* _Exercise aim_
Copy all the entries word for word, but omit the pictures.

* _Material for this task_

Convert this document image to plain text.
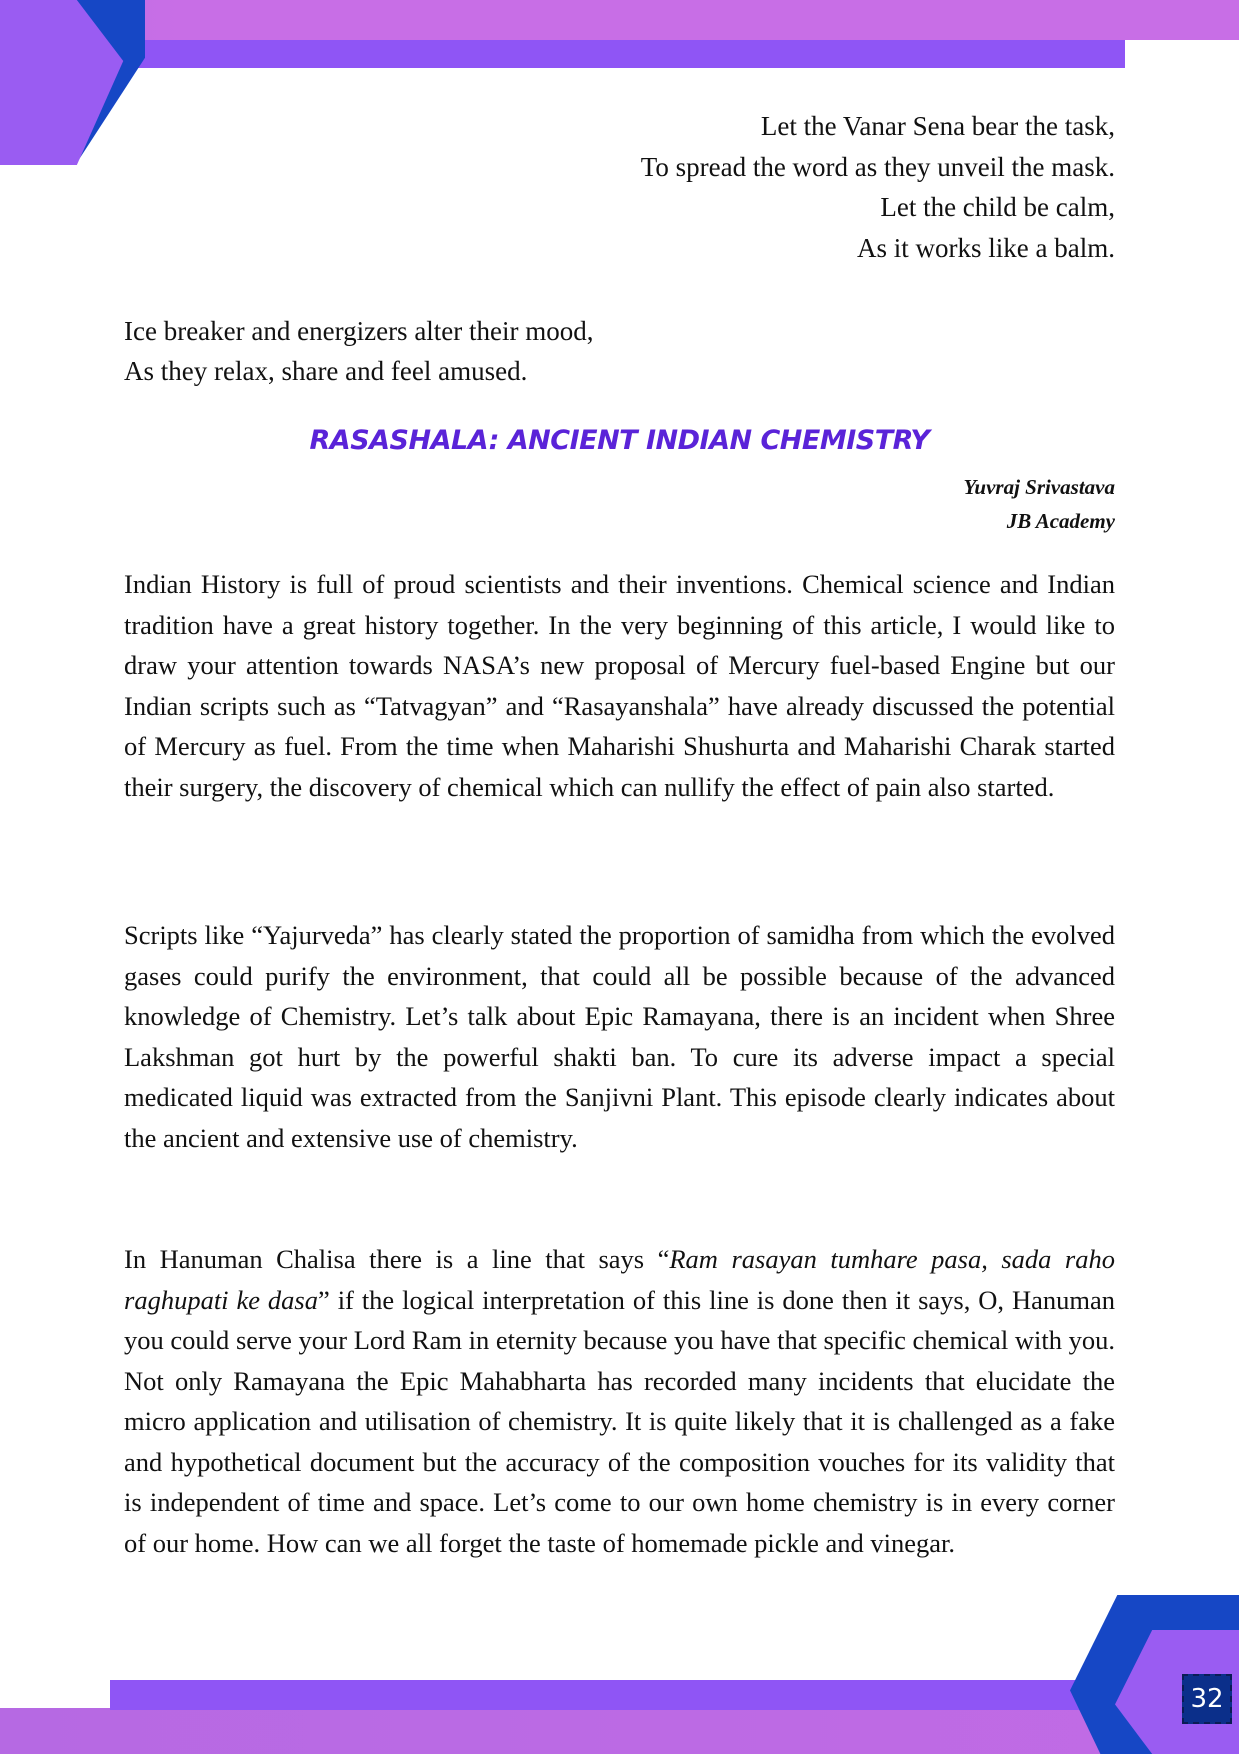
32
Let the Vanar Sena bear the task,
To spread the word as they unveil the mask.
Let the child be calm,
As it works like a balm.
Ice breaker and energizers alter their mood,
As they relax, share and feel amused.
RASASHALA: ANCIENT INDIAN CHEMISTRY
Yuvraj Srivastava
JB Academy

Indian History is full of proud scientists and their inventions. Chemical science and Indian tradition have a great history together. In the very beginning of this article, I would like to draw your attention towards NASA’s new proposal of Mercury fuel-based Engine but our Indian scripts such as “Tatvagyan” and “Rasayanshala” have already discussed the potential of Mercury as fuel. From the time when Maharishi Shushurta and Maharishi Charak started their surgery, the discovery of chemical which can nullify the effect of pain also started.

Scripts like “Yajurveda” has clearly stated the proportion of samidha from which the evolved gases could purify the environment, that could all be possible because of the advanced knowledge of Chemistry. Let’s talk about Epic Ramayana, there is an incident when Shree Lakshman got hurt by the powerful shakti ban. To cure its adverse impact a special medicated liquid was extracted from the Sanjivni Plant. This episode clearly indicates about the ancient and extensive use of chemistry.

In Hanuman Chalisa there is a line that says “Ram rasayan tumhare pasa, sada raho raghupati ke dasa” if the logical interpretation of this line is done then it says, O, Hanuman you could serve your Lord Ram in eternity because you have that specific chemical with you. Not only Ramayana the Epic Mahabharta has recorded many incidents that elucidate the micro application and utilisation of chemistry. It is quite likely that it is challenged as a fake and hypothetical document but the accuracy of the composition vouches for its validity that is independent of time and space. Let’s come to our own home chemistry is in every corner of our home. How can we all forget the taste of homemade pickle and vinegar.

* _Correct answer_
Convert this document image to plain text.
32
Let the Vanar Sena bear the task,
To spread the word as they unveil the mask.
Let the child be calm,
As it works like a balm.
Ice breaker and energizers alter their mood,
As they relax, share and feel amused.
RASASHALA: ANCIENT INDIAN CHEMISTRY
Yuvraj Srivastava
JB Academy

Indian History is full of proud scientists and their inventions. Chemical science and Indian tradition have a great history together. In the very beginning of this article, I would like to draw your attention towards NASA’s new proposal of Mercury fuel-based Engine but our Indian scripts such as “Tatvagyan” and “Rasayanshala” have already discussed the potential of Mercury as fuel. From the time when Maharishi Shushurta and Maharishi Charak started their surgery, the discovery of chemical which can nullify the effect of pain also started.

Scripts like “Yajurveda” has clearly stated the proportion of samidha from which the evolved gases could purify the environment, that could all be possible because of the advanced knowledge of Chemistry. Let’s talk about Epic Ramayana, there is an incident when Shree Lakshman got hurt by the powerful shakti ban. To cure its adverse impact a special medicated liquid was extracted from the Sanjivni Plant. This episode clearly indicates about the ancient and extensive use of chemistry.

In Hanuman Chalisa there is a line that says “Ram rasayan tumhare pasa, sada raho raghupati ke dasa” if the logical interpretation of this line is done then it says, O, Hanuman you could serve your Lord Ram in eternity because you have that specific chemical with you. Not only Ramayana the Epic Mahabharta has recorded many incidents that elucidate the micro application and utilisation of chemistry. It is quite likely that it is challenged as a fake and hypothetical document but the accuracy of the composition vouches for its validity that is independent of time and space. Let’s come to our own home chemistry is in every corner of our home. How can we all forget the taste of homemade pickle and vinegar.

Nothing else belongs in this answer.